[START OF RECORDS SHOWN]

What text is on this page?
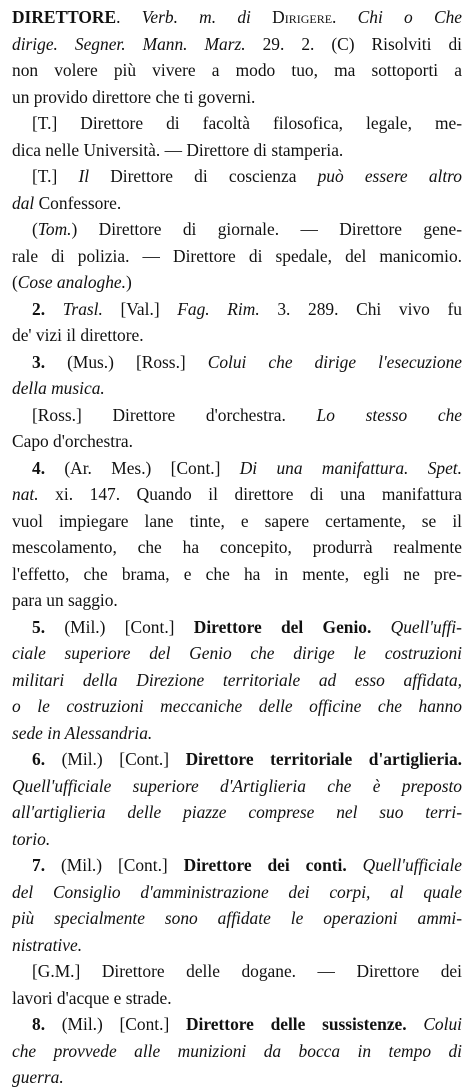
DIRETTORE. Verb. m. di Dirigere. Chi o Che
dirige. Segner. Mann. Marz. 29. 2. (C) Risolviti di
non volere più vivere a modo tuo, ma sottoporti a
un provido direttore che ti governi.
[T.] Direttore di facoltà filosofica, legale, me-
dica nelle Università. — Direttore di stamperia.
[T.] Il Direttore di coscienza può essere altro
dal Confessore.
(Tom.) Direttore di giornale. — Direttore gene-
rale di polizia. — Direttore di spedale, del manicomio.
(Cose analoghe.)
2. Trasl. [Val.] Fag. Rim. 3. 289. Chi vivo fu
de' vizi il direttore.
3. (Mus.) [Ross.] Colui che dirige l'esecuzione
della musica.
[Ross.] Direttore d'orchestra. Lo stesso che
Capo d'orchestra.
4. (Ar. Mes.) [Cont.] Di una manifattura. Spet.
nat. xi. 147. Quando il direttore di una manifattura
vuol impiegare lane tinte, e sapere certamente, se il
mescolamento, che ha concepito, produrrà realmente
l'effetto, che brama, e che ha in mente, egli ne pre-
para un saggio.
5. (Mil.) [Cont.] Direttore del Genio. Quell'uffi-
ciale superiore del Genio che dirige le costruzioni
militari della Direzione territoriale ad esso affidata,
o le costruzioni meccaniche delle officine che hanno
sede in Alessandria.
6. (Mil.) [Cont.] Direttore territoriale d'artiglieria.
Quell'ufficiale superiore d'Artiglieria che è preposto
all'artiglieria delle piazze comprese nel suo terri-
torio.
7. (Mil.) [Cont.] Direttore dei conti. Quell'ufficiale
del Consiglio d'amministrazione dei corpi, al quale
più specialmente sono affidate le operazioni ammi-
nistrative.
[G.M.] Direttore delle dogane. — Direttore dei
lavori d'acque e strade.
8. (Mil.) [Cont.] Direttore delle sussistenze. Colui
che provvede alle munizioni da bocca in tempo di
guerra.
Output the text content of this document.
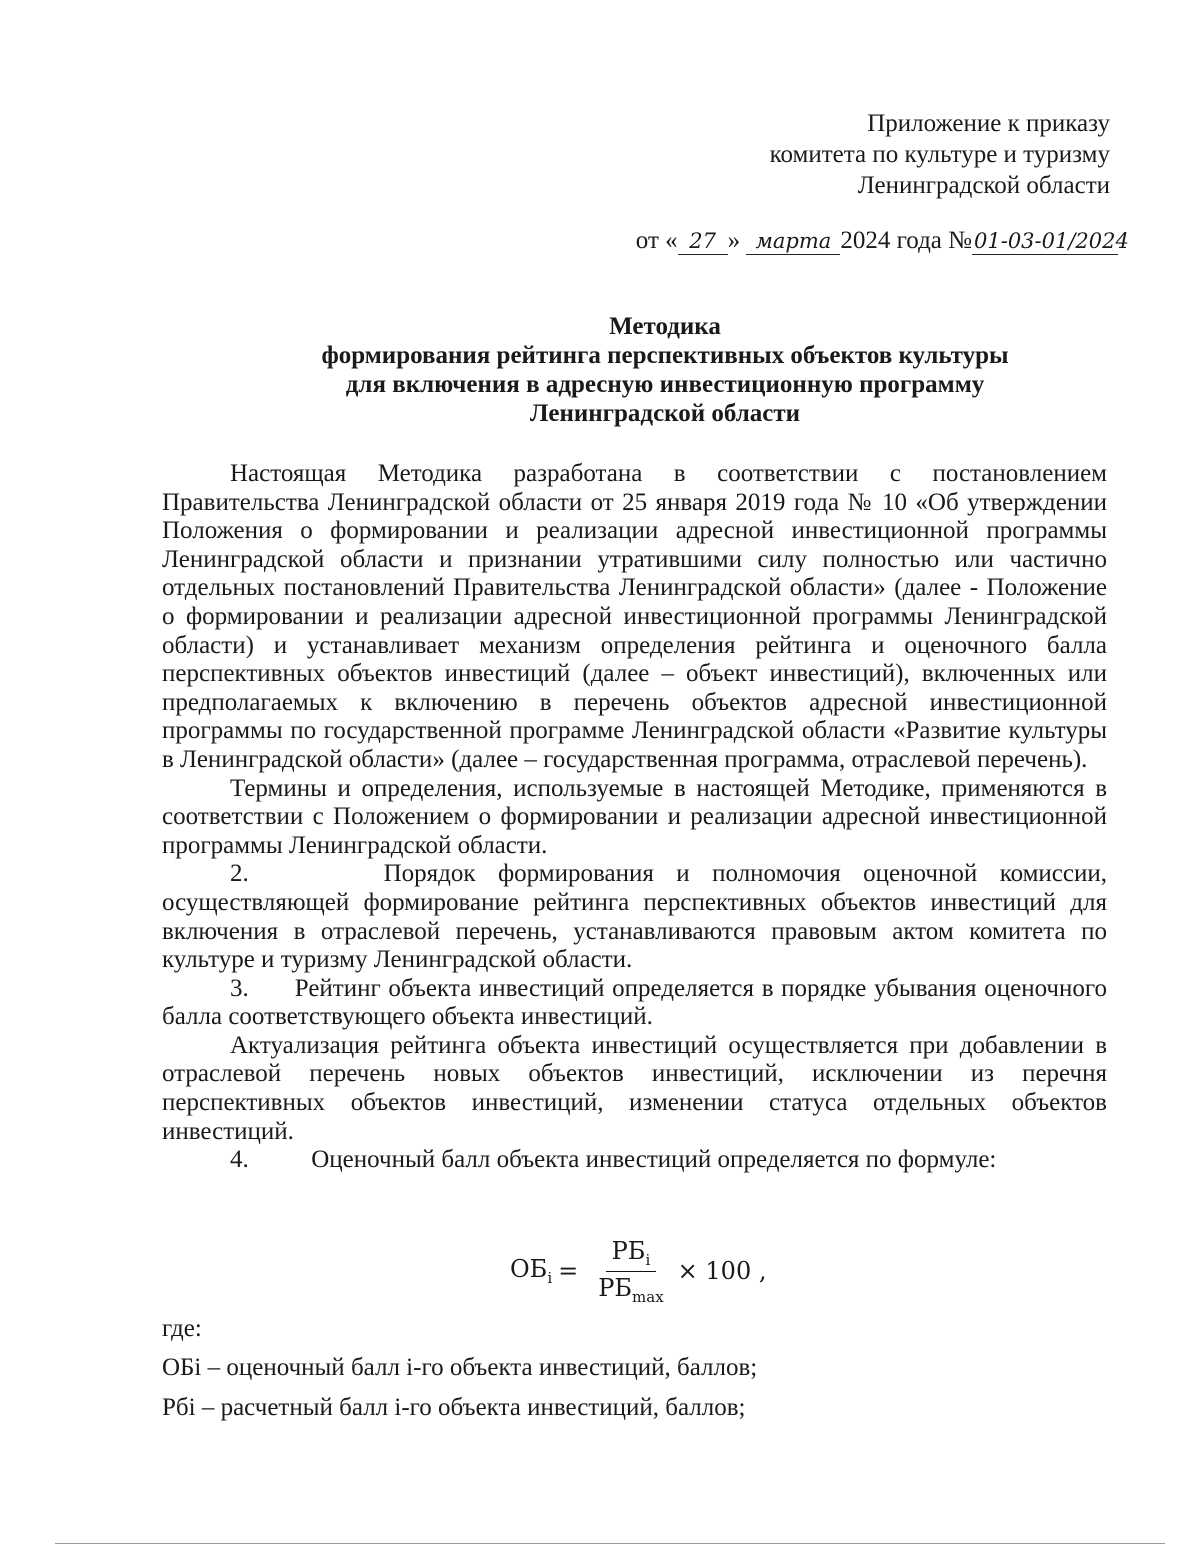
Приложение к приказу
комитета по культуре и туризму
Ленинградской области
от « 27 » марта 2024 года №01-03-01/2024
Методика
формирования рейтинга перспективных объектов культуры
для включения в адресную инвестиционную программу
Ленинградской области

Настоящая Методика разработана в соответствии с постановлением Правительства Ленинградской области от 25 января 2019 года № 10 «Об утверждении Положения о формировании и реализации адресной инвестиционной программы Ленинградской области и признании утратившими силу полностью или частично отдельных постановлений Правительства Ленинградской области» (далее - Положение о формировании и реализации адресной инвестиционной программы Ленинградской области) и устанавливает механизм определения рейтинга и оценочного балла перспективных объектов инвестиций (далее – объект инвестиций), включенных или предполагаемых к включению в перечень объектов адресной инвестиционной программы по государственной программе Ленинградской области «Развитие культуры в Ленинградской области» (далее – государственная программа, отраслевой перечень).

Термины и определения, используемые в настоящей Методике, применяются в соответствии с Положением о формировании и реализации адресной инвестиционной программы Ленинградской области.

2.	Порядок формирования и полномочия оценочной комиссии, осуществляющей формирование рейтинга перспективных объектов инвестиций для включения в отраслевой перечень, устанавливаются правовым актом комитета по культуре и туризму Ленинградской области.

3. Рейтинг объекта инвестиций определяется в порядке убывания оценочного балла соответствующего объекта инвестиций.

Актуализация рейтинга объекта инвестиций осуществляется при добавлении в отраслевой перечень новых объектов инвестиций, исключении из перечня перспективных объектов инвестиций, изменении статуса отдельных объектов инвестиций.

4.	Оценочный балл объекта инвестиций определяется по формуле:

$ОБ_i = \frac{РБ_i}{РБ_{max}} \times 100$ ,
где:
ОБi – оценочный балл i-го объекта инвестиций, баллов;
Рбi – расчетный балл i-го объекта инвестиций, баллов;
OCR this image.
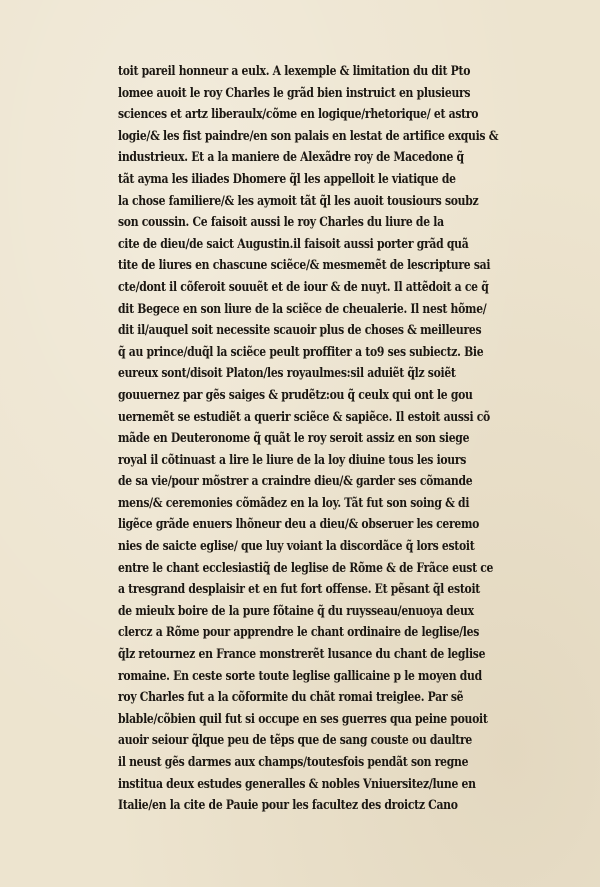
toit pareil honneur a eulx. A lexemple & limitation du dit Pto
lomee auoit le roy Charles le grãd bien instruict en plusieurs
sciences et artz liberaulx/cõme en logique/rhetorique/ et astro
logie/& les fist paindre/en son palais en lestat de artifice exquis &
industrieux. Et a la maniere de Alexãdre roy de Macedone q̃
tãt ayma les iliades Dhomere q̃l les appelloit le viatique de
la chose familiere/& les aymoit tãt q̃l les auoit tousiours soubz
son coussin. Ce faisoit aussi le roy Charles du liure de la
cite de dieu/de saict Augustin.il faisoit aussi porter grãd quã
tite de liures en chascune sciẽce/& mesmemẽt de lescripture sai
cte/dont il cõferoit souuẽt et de iour & de nuyt. Il attẽdoit a ce q̃
dit Begece en son liure de la sciẽce de cheualerie. Il nest hõme/
dit il/auquel soit necessite scauoir plus de choses & meilleures
q̃ au prince/duq̃l la sciẽce peult proffiter a to9 ses subiectz. Bie
eureux sont/disoit Platon/les royaulmes:sil aduiẽt q̃lz soiẽt
gouuernez par gẽs saiges & prudẽtz:ou q̃ ceulx qui ont le gou
uernemẽt se estudiẽt a querir sciẽce & sapiẽce. Il estoit aussi cõ
mãde en Deuteronome q̃ quãt le roy seroit assiz en son siege
royal il cõtinuast a lire le liure de la loy diuine tous les iours
de sa vie/pour mõstrer a craindre dieu/& garder ses cõmande
mens/& ceremonies cõmãdez en la loy. Tãt fut son soing & di
ligẽce grãde enuers lhõneur deu a dieu/& obseruer les ceremo
nies de saicte eglise/ que luy voiant la discordãce q̃ lors estoit
entre le chant ecclesiastiq̃ de leglise de Rõme & de Frãce eust ce
a tresgrand desplaisir et en fut fort offense. Et pẽsant q̃l estoit
de mieulx boire de la pure fõtaine q̃ du ruysseau/enuoya deux
clercz a Rõme pour apprendre le chant ordinaire de leglise/les
q̃lz retournez en France monstrerẽt lusance du chant de leglise
romaine. En ceste sorte toute leglise gallicaine p le moyen dud
roy Charles fut a la cõformite du chãt romai treiglee. Par sẽ
blable/cõbien quil fut si occupe en ses guerres qua peine pouoit
auoir seiour q̃lque peu de tẽps que de sang couste ou daultre
il neust gẽs darmes aux champs/toutesfois pendãt son regne
institua deux estudes generalles & nobles Vniuersitez/lune en
Italie/en la cite de Pauie pour les facultez des droictz Cano
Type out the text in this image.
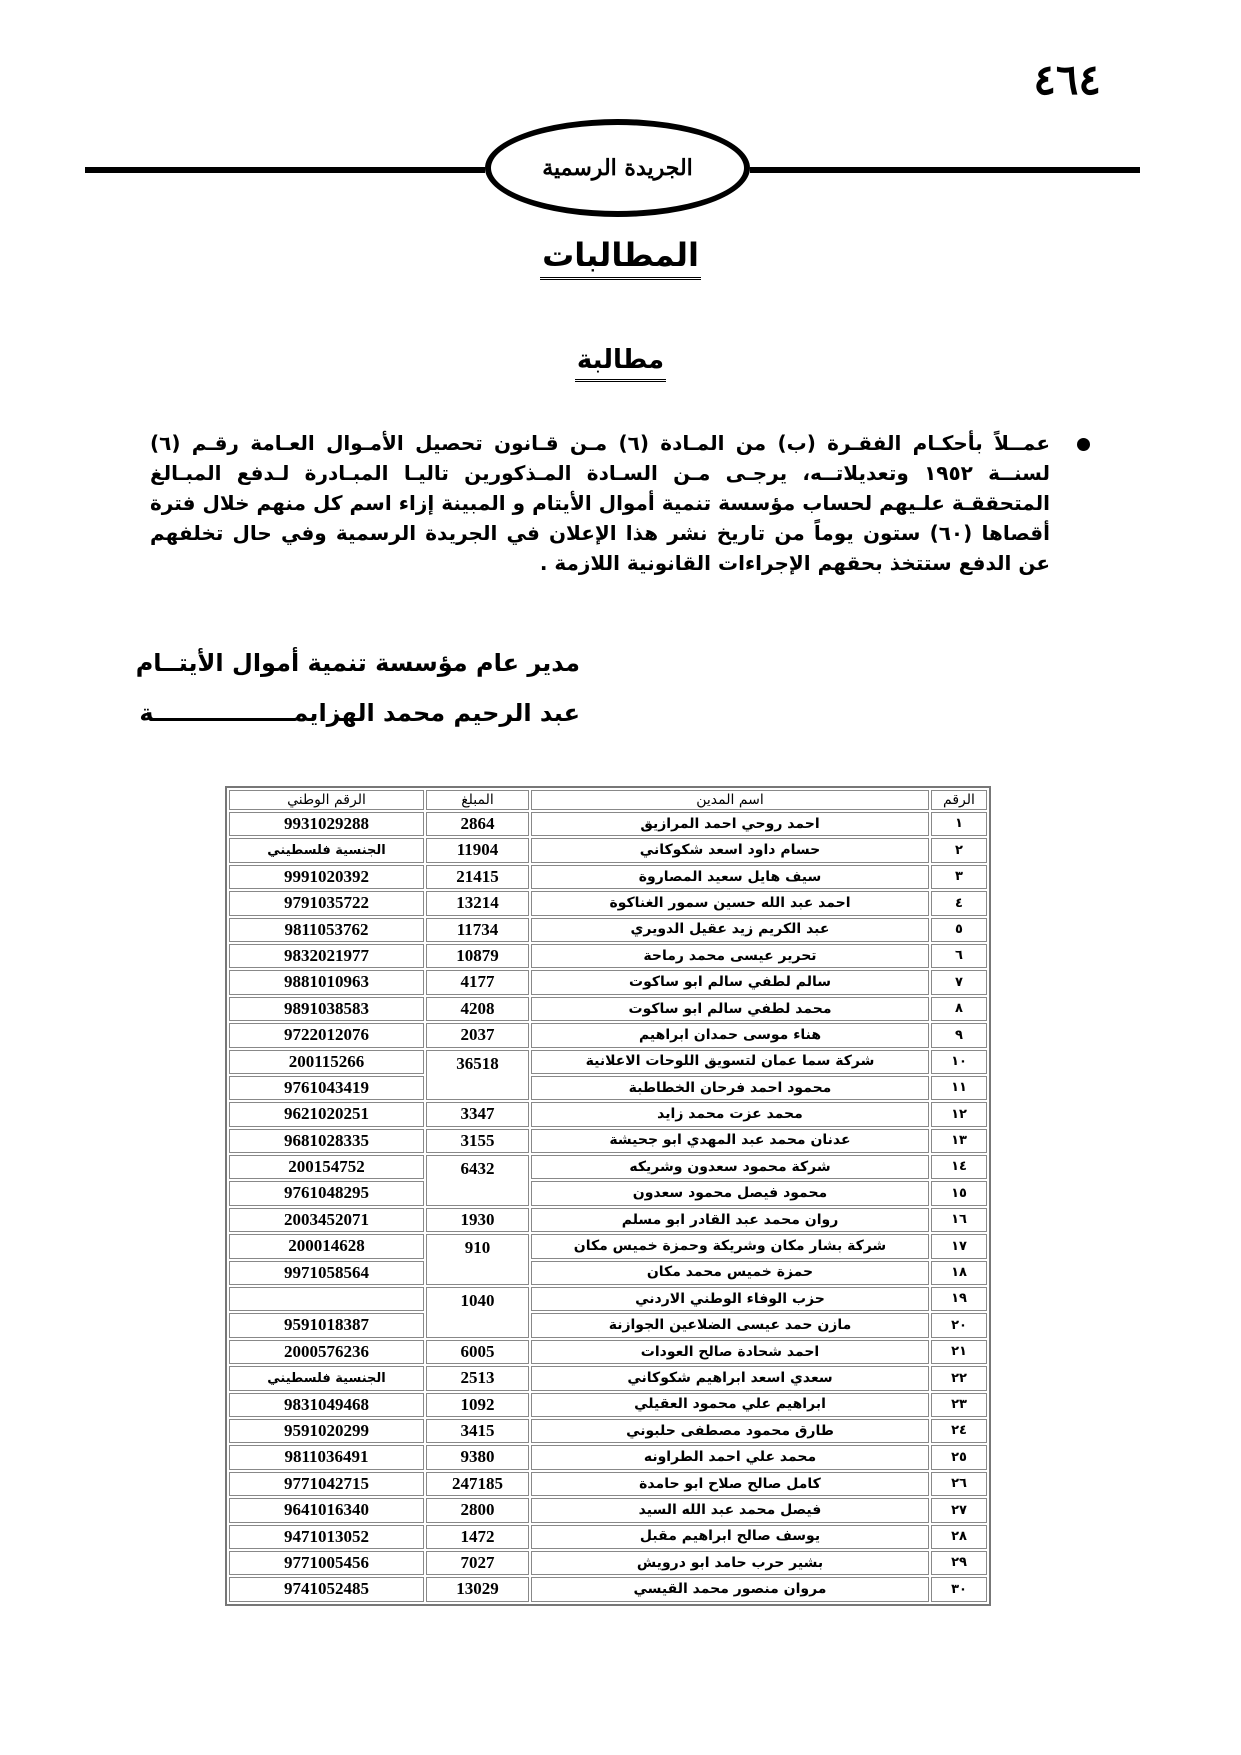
٤٦٤
الجريدة الرسمية
المطالبات
مطالبة
عمــلاً بأحكـام الفقـرة (ب) من المـادة (٦) مـن قـانون تحصيل الأمـوال العـامة رقـم (٦) لسنــة ١٩٥٢ وتعديلاتــه، يرجـى مـن السـادة المـذكورين تاليـا المبـادرة لـدفع المبـالغ المتحققـة علـيهم لحساب مؤسسة تنمية أموال الأيتام و المبينة إزاء اسم كل منهم خلال فترة أقصاها (٦٠) ستون يوماً من تاريخ نشر هذا الإعلان في الجريدة الرسمية وفي حال تخلفهم عن الدفع ستتخذ بحقهم الإجراءات القانونية اللازمة .
مدير عام مؤسسة تنمية أموال الأيتــام
عبد الرحيم محمد الهزايمـــــــــــــــــة
الرقم	اسم المدين	المبلغ	الرقم الوطني
١	احمد روحي احمد المرازيق	2864	9931029288
٢	حسام داود اسعد شكوكاني	11904	الجنسية فلسطيني
٣	سيف هايل سعيد المصاروة	21415	9991020392
٤	احمد عبد الله حسين سمور الغناكوة	13214	9791035722
٥	عبد الكريم زيد عقيل الدويري	11734	9811053762
٦	تحرير عيسى محمد رماحة	10879	9832021977
٧	سالم لطفي سالم ابو ساكوت	4177	9881010963
٨	محمد لطفي سالم ابو ساكوت	4208	9891038583
٩	هناء موسى حمدان ابراهيم	2037	9722012076
١٠	شركة سما عمان لتسويق اللوحات الاعلانية	36518	200115266
١١	محمود احمد فرحان الخطاطبة		9761043419
١٢	محمد عزت محمد زايد	3347	9621020251
١٣	عدنان محمد عبد المهدي ابو جحيشة	3155	9681028335
١٤	شركة محمود سعدون وشريكه	6432	200154752
١٥	محمود فيصل محمود سعدون		9761048295
١٦	روان محمد عبد القادر ابو مسلم	1930	2003452071
١٧	شركة بشار مكان وشريكة وحمزة خميس مكان	910	200014628
١٨	حمزة خميس محمد مكان		9971058564
١٩	حزب الوفاء الوطني الاردني	1040	
٢٠	مازن حمد عيسى الضلاعين الجوازنة		9591018387
٢١	احمد شحادة صالح العودات	6005	2000576236
٢٢	سعدي اسعد ابراهيم شكوكاني	2513	الجنسية فلسطيني
٢٣	ابراهيم علي محمود العقيلي	1092	9831049468
٢٤	طارق محمود مصطفى حلبوني	3415	9591020299
٢٥	محمد علي احمد الطراونه	9380	9811036491
٢٦	كامل صالح صلاح ابو حامدة	247185	9771042715
٢٧	فيصل محمد عبد الله السيد	2800	9641016340
٢٨	يوسف صالح ابراهيم مقبل	1472	9471013052
٢٩	بشير حرب حامد ابو درويش	7027	9771005456
٣٠	مروان منصور محمد القيسي	13029	9741052485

[END OF RECORDS SHOWN]

| PROBLEM DETAILS |
In the listing above, find each line with the word "культуре" and copy it.

| SOLUTION TO THE EXERCISE |
комитета по культуре и туризму
2.	Порядок формирования и полномочия оценочной комиссии, осуществляющей формирование рейтинга перспективных объектов инвестиций для включения в отраслевой перечень, устанавливаются правовым актом комитета по культуре и туризму Ленинградской области.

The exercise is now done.